(Items listed in a dataset)
———
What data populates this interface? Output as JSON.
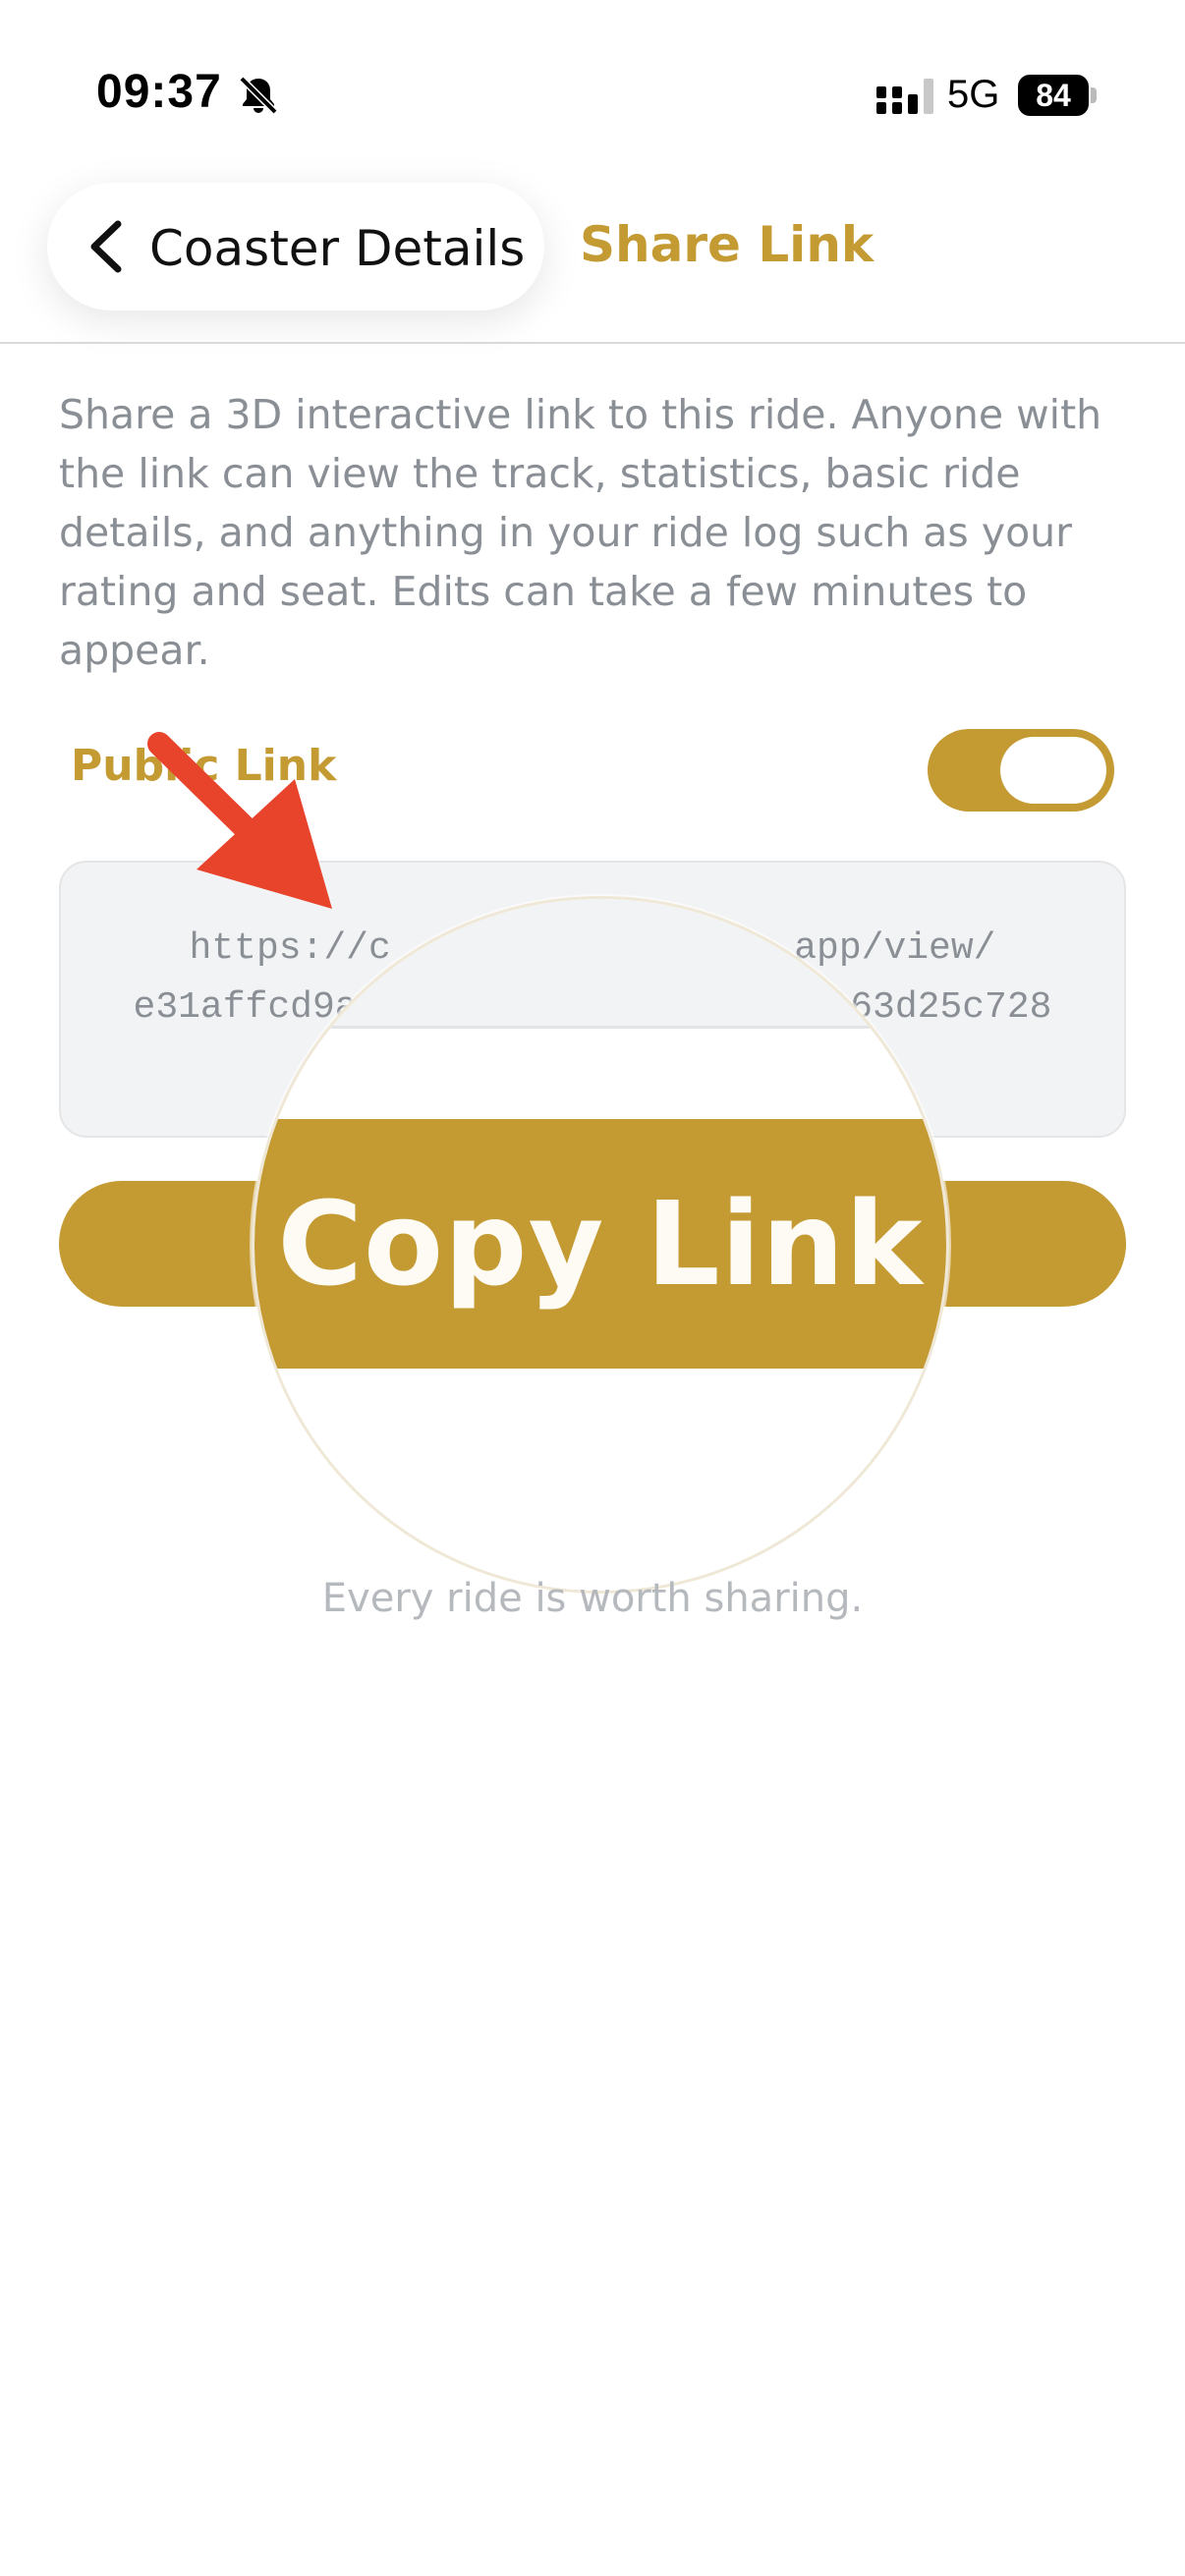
{
  "status_bar": {
    "time": "09:37",
    "network": "5G",
    "battery": "84"
  },
  "header": {
    "back_label": "Coaster Details",
    "title": "Share Link"
  },
  "description": "Share a 3D interactive link to this ride. Anyone with the link can view the track, statistics, basic ride details, and anything in your ride log such as your rating and seat. Edits can take a few minutes to appear.",
  "public_link": {
    "label": "Public Link",
    "enabled": true
  },
  "url": {
    "line1": "https://c                  app/view/",
    "line2": "e31affcd9aa                    163d25c728"
  },
  "copy_button": {
    "label": "Copy Link"
  },
  "tagline": "Every ride is worth sharing.",
  "colors": {
    "accent": "#c49a33",
    "muted_text": "#8a8f96",
    "arrow": "#e8432b"
  },
  "icons": {
    "back": "chevron-left-icon",
    "silent": "bell-slash-icon",
    "signal": "signal-icon"
  }
}
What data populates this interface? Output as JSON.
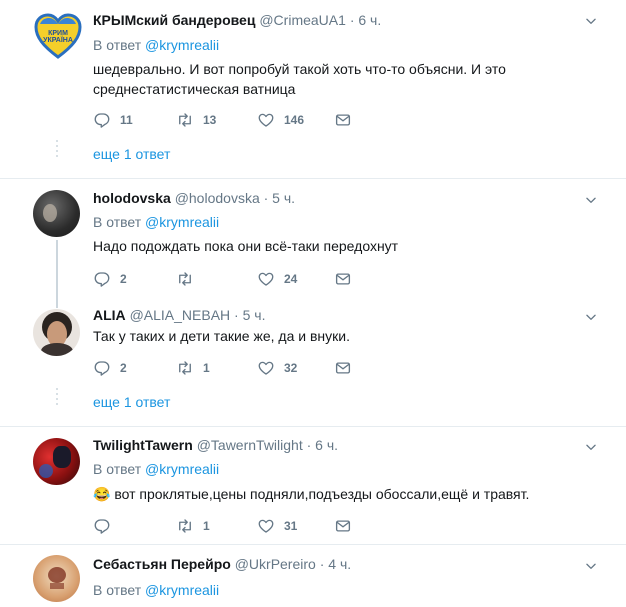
{
  "reply_prefix": "В ответ",
  "tweets": [
    {
      "name": "КРЫМский бандеровец",
      "handle": "@CrimeaUA1",
      "time": "· 6 ч.",
      "reply_to": "@krymrealii",
      "text": "шедеврально. И вот попробуй такой хоть что-то объясни. И это среднестатистическая ватница",
      "replies": "11",
      "retweets": "13",
      "likes": "146",
      "avatar_text": "КРИМ УКРАЇНА",
      "more": "еще 1 ответ"
    },
    {
      "name": "holodovska",
      "handle": "@holodovska",
      "time": "· 5 ч.",
      "reply_to": "@krymrealii",
      "text": "Надо подождать пока они всё-таки передохнут",
      "replies": "2",
      "retweets": "",
      "likes": "24"
    },
    {
      "name": "ALIA",
      "handle": "@ALIA_NEBAH",
      "time": "· 5 ч.",
      "reply_to": "",
      "text": "Так у таких и дети такие же, да и внуки.",
      "replies": "2",
      "retweets": "1",
      "likes": "32",
      "more": "еще 1 ответ"
    },
    {
      "name": "TwilightTawern",
      "handle": "@TawernTwilight",
      "time": "· 6 ч.",
      "reply_to": "@krymrealii",
      "text": "😂 вот проклятые,цены подняли,подъезды обоссали,ещё и травят.",
      "replies": "",
      "retweets": "1",
      "likes": "31"
    },
    {
      "name": "Себастьян Перейро",
      "handle": "@UkrPereiro",
      "time": "· 4 ч.",
      "reply_to": "@krymrealii"
    }
  ],
  "colors": {
    "link": "#1b95e0",
    "muted": "#657786",
    "text": "#14171a",
    "line": "#e6ecf0"
  },
  "icons": [
    "reply-icon",
    "retweet-icon",
    "like-icon",
    "dm-icon",
    "chevron-down-icon"
  ]
}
———
| Problem requirements |
Count the lines of the material that include the word "ride", then state only the total.

| Task answer |
2